▶ [Given problem]: Below is a listing; write it out exactly and drop any images from it.

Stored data
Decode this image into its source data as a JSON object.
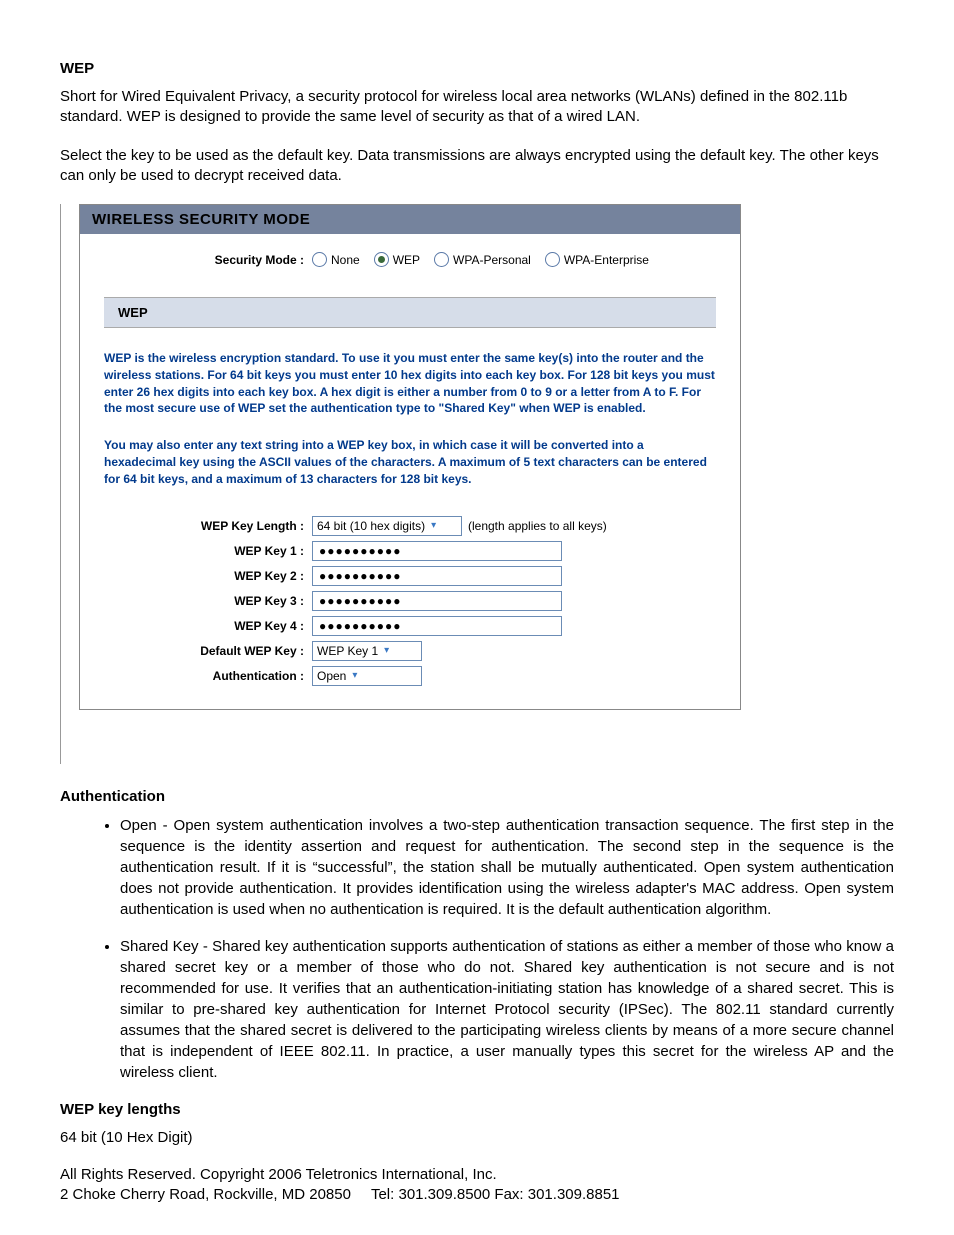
{
  "heading": "WEP",
  "intro1": "Short for Wired Equivalent Privacy, a security protocol for wireless local area networks (WLANs) defined in the 802.11b standard. WEP is designed to provide the same level of security as that of a wired LAN.",
  "intro2": "Select the key to be used as the default key. Data transmissions are always encrypted using the default key. The other keys can only be used to decrypt received data.",
  "panel": {
    "title": "WIRELESS SECURITY MODE",
    "modeLabel": "Security Mode :",
    "modes": {
      "none": "None",
      "wep": "WEP",
      "wpap": "WPA-Personal",
      "wpae": "WPA-Enterprise"
    },
    "section": "WEP",
    "info1": "WEP is the wireless encryption standard. To use it you must enter the same key(s) into the router and the wireless stations. For 64 bit keys you must enter 10 hex digits into each key box. For 128 bit keys you must enter 26 hex digits into each key box. A hex digit is either a number from 0 to 9 or a letter from A to F. For the most secure use of WEP set the authentication type to \"Shared Key\" when WEP is enabled.",
    "info2": "You may also enter any text string into a WEP key box, in which case it will be converted into a hexadecimal key using the ASCII values of the characters. A maximum of 5 text characters can be entered for 64 bit keys, and a maximum of 13 characters for 128 bit keys.",
    "form": {
      "lenLabel": "WEP Key Length :",
      "lenValue": "64 bit (10 hex digits)",
      "lenNote": "(length applies to all keys)",
      "k1Label": "WEP Key 1 :",
      "k1Value": "●●●●●●●●●●",
      "k2Label": "WEP Key 2 :",
      "k2Value": "●●●●●●●●●●",
      "k3Label": "WEP Key 3 :",
      "k3Value": "●●●●●●●●●●",
      "k4Label": "WEP Key 4 :",
      "k4Value": "●●●●●●●●●●",
      "defLabel": "Default WEP Key :",
      "defValue": "WEP Key 1",
      "authLabel": "Authentication :",
      "authValue": "Open"
    }
  },
  "auth": {
    "heading": "Authentication",
    "open": "Open - Open system authentication involves a two-step authentication transaction sequence. The first step in the sequence is the identity assertion and request for authentication. The second step in the sequence is the authentication result. If it is “successful”, the station shall be mutually authenticated. Open system authentication does not provide authentication. It provides identification using the wireless adapter's MAC address. Open system authentication is used when no authentication is required. It is the default authentication algorithm.",
    "shared": "Shared Key - Shared key authentication supports authentication of stations as either a member of those who know a shared secret key or a member of those who do not. Shared key authentication is not secure and is not recommended for use. It verifies that an authentication-initiating station has knowledge of a shared secret. This is similar to pre-shared key authentication for Internet Protocol security (IPSec). The 802.11 standard currently assumes that the shared secret is delivered to the participating wireless clients by means of a more secure channel that is independent of IEEE 802.11. In practice, a user manually types this secret for the wireless AP and the wireless client."
  },
  "keylen": {
    "heading": "WEP key lengths",
    "line": "64 bit (10 Hex Digit)"
  },
  "footer": {
    "l1": "All Rights Reserved. Copyright 2006 Teletronics International, Inc.",
    "l2a": "2 Choke Cherry Road, Rockville, MD 20850",
    "l2b": "Tel: 301.309.8500 Fax: 301.309.8851"
  }
}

▶ [Task output]:
Decode this image into its source data as a JSON object.
{
  "heading": "WEP",
  "intro1": "Short for Wired Equivalent Privacy, a security protocol for wireless local area networks (WLANs) defined in the 802.11b standard. WEP is designed to provide the same level of security as that of a wired LAN.",
  "intro2": "Select the key to be used as the default key. Data transmissions are always encrypted using the default key. The other keys can only be used to decrypt received data.",
  "panel": {
    "title": "WIRELESS SECURITY MODE",
    "modeLabel": "Security Mode :",
    "modes": {
      "none": "None",
      "wep": "WEP",
      "wpap": "WPA-Personal",
      "wpae": "WPA-Enterprise"
    },
    "section": "WEP",
    "info1": "WEP is the wireless encryption standard. To use it you must enter the same key(s) into the router and the wireless stations. For 64 bit keys you must enter 10 hex digits into each key box. For 128 bit keys you must enter 26 hex digits into each key box. A hex digit is either a number from 0 to 9 or a letter from A to F. For the most secure use of WEP set the authentication type to \"Shared Key\" when WEP is enabled.",
    "info2": "You may also enter any text string into a WEP key box, in which case it will be converted into a hexadecimal key using the ASCII values of the characters. A maximum of 5 text characters can be entered for 64 bit keys, and a maximum of 13 characters for 128 bit keys.",
    "form": {
      "lenLabel": "WEP Key Length :",
      "lenValue": "64 bit (10 hex digits)",
      "lenNote": "(length applies to all keys)",
      "k1Label": "WEP Key 1 :",
      "k1Value": "●●●●●●●●●●",
      "k2Label": "WEP Key 2 :",
      "k2Value": "●●●●●●●●●●",
      "k3Label": "WEP Key 3 :",
      "k3Value": "●●●●●●●●●●",
      "k4Label": "WEP Key 4 :",
      "k4Value": "●●●●●●●●●●",
      "defLabel": "Default WEP Key :",
      "defValue": "WEP Key 1",
      "authLabel": "Authentication :",
      "authValue": "Open"
    }
  },
  "auth": {
    "heading": "Authentication",
    "open": "Open - Open system authentication involves a two-step authentication transaction sequence. The first step in the sequence is the identity assertion and request for authentication. The second step in the sequence is the authentication result. If it is “successful”, the station shall be mutually authenticated. Open system authentication does not provide authentication. It provides identification using the wireless adapter's MAC address. Open system authentication is used when no authentication is required. It is the default authentication algorithm.",
    "shared": "Shared Key - Shared key authentication supports authentication of stations as either a member of those who know a shared secret key or a member of those who do not. Shared key authentication is not secure and is not recommended for use. It verifies that an authentication-initiating station has knowledge of a shared secret. This is similar to pre-shared key authentication for Internet Protocol security (IPSec). The 802.11 standard currently assumes that the shared secret is delivered to the participating wireless clients by means of a more secure channel that is independent of IEEE 802.11. In practice, a user manually types this secret for the wireless AP and the wireless client."
  },
  "keylen": {
    "heading": "WEP key lengths",
    "line": "64 bit (10 Hex Digit)"
  },
  "footer": {
    "l1": "All Rights Reserved. Copyright 2006 Teletronics International, Inc.",
    "l2a": "2 Choke Cherry Road, Rockville, MD 20850",
    "l2b": "Tel: 301.309.8500 Fax: 301.309.8851"
  }
}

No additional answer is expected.